Showing posts with label # Direction. Show all posts
Showing posts with label # Direction. Show all posts

Wednesday, 27 May 2015

Showing Character Growth In 2 Simple Shots.

I recently saw Adam. An obscure love story about how the eponymous Adam (Hugh Dancy from Hannibal) despite having Asperger's Syndrome manages to learn how to love and also overcome some drawbacks of his condition. Now on paper, it sounds like a standard love with a dash of diseaste type of story but it translates well on screen.

A lot of credit goes to Hugh Dancy's acting chops. He wins our hearts over by making Adam's social anxieties relatable. For example, there are a bunch of times in the movie where Adam doesn't know how to react to his girlfriend Beth's (a subpar Rose Byrne) emotional needs. Now even if you are the most well-adjusted human being out there, I'm sure you too have found yourself at odds while dealing with a loved one. Dancy presents Adam's anxieties with a mix of social awkwardness and a nonchalant bemused demeanour. Just like us he wants to help but isn't sure on how to do it.

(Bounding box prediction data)

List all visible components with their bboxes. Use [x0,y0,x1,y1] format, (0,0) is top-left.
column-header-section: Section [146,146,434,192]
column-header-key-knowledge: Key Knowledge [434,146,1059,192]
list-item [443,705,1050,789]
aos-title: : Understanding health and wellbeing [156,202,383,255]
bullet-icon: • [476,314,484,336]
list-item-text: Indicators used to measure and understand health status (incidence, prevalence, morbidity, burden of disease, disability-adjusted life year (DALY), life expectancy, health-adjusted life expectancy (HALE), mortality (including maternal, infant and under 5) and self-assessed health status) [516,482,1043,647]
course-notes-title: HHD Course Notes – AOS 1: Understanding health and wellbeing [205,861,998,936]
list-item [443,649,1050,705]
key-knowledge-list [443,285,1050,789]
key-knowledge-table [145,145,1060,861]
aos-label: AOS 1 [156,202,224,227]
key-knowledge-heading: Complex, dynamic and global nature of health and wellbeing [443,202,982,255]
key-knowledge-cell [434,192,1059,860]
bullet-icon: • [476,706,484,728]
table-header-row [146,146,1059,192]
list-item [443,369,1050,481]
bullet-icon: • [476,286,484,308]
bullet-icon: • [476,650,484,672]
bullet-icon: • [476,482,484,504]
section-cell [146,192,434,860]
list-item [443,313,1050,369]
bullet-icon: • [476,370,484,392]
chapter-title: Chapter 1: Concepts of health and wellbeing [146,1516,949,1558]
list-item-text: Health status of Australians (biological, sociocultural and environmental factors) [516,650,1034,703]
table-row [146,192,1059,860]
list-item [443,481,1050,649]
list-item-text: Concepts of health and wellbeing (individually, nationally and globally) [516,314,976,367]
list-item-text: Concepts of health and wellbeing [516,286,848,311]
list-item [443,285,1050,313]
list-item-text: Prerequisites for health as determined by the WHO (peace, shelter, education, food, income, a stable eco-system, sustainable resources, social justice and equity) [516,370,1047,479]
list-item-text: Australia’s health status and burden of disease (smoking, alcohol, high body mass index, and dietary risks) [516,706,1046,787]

Required tasks:
a. Write out the passage of the post about the film Adam from "Wednesday, 27 May" up to and including "well on screen.", keeping every word as it stands.
b. Extend the post about the film Adam, picking up right after its last sentence.

Task answers:
a.
Wednesday, 27 May 2015

Showing Character Growth In 2 Simple Shots.

I recently saw Adam. An obscure love story about how the eponymous Adam (Hugh Dancy from Hannibal) despite having Asperger's Syndrome manages to learn how to love and also overcome some drawbacks of his condition. Now on paper, it sounds like a standard love with a dash of diseaste type of story but it translates well on screen.

b.
So every time he comforts Beth, it shows that he's managed to come closer to her. To loving her in the way, that makes him for the lack of  a better expression, a more integrated person in our world. As a director, Max Mayer had several ways of showing this. Instead he chooses this neat trick.


This is one of the opening shots of the film. Adam is about to attend his father's funeral. This is his last goodbye to the man whose support saw him lead a comfortable life. He's at the dining table, passively eating his cereal. No signs of discomfort. He's alone here but there's no hint of loneliness. 


Then, there's this shot later towards the end. Adam is again at the dining table with cereal. Except this time, things have changed. He's broken up with Beth. He is really alone now. Without his father, he found a way to get by but he didn't grow out of his shell. He didn't try to make new friends or create his own simulacrum of family.When Beth came along, he learnt to love. He saw how good could life be and now that he's lost her he's a little worse for the wear. He knows that the people who enable him love him but enabling someone isn't the same as loving someone. Spoiler alert - Beth leaves him because he wants her to move with him to California for a job. All his reasons are practical, he needs her to help him out. He loves her alright, but mostly because she enables him. And this simple truth prompts Adam to turn his life around. To see that he needs to live without Beth to possibly show Beth that he can love her unconditionally and in some way, learn to love himself. Using a near identical shot and juxtaposing it with the inner journey of a character is a real smooth move. And, Adam, dear readers is a real nice watch.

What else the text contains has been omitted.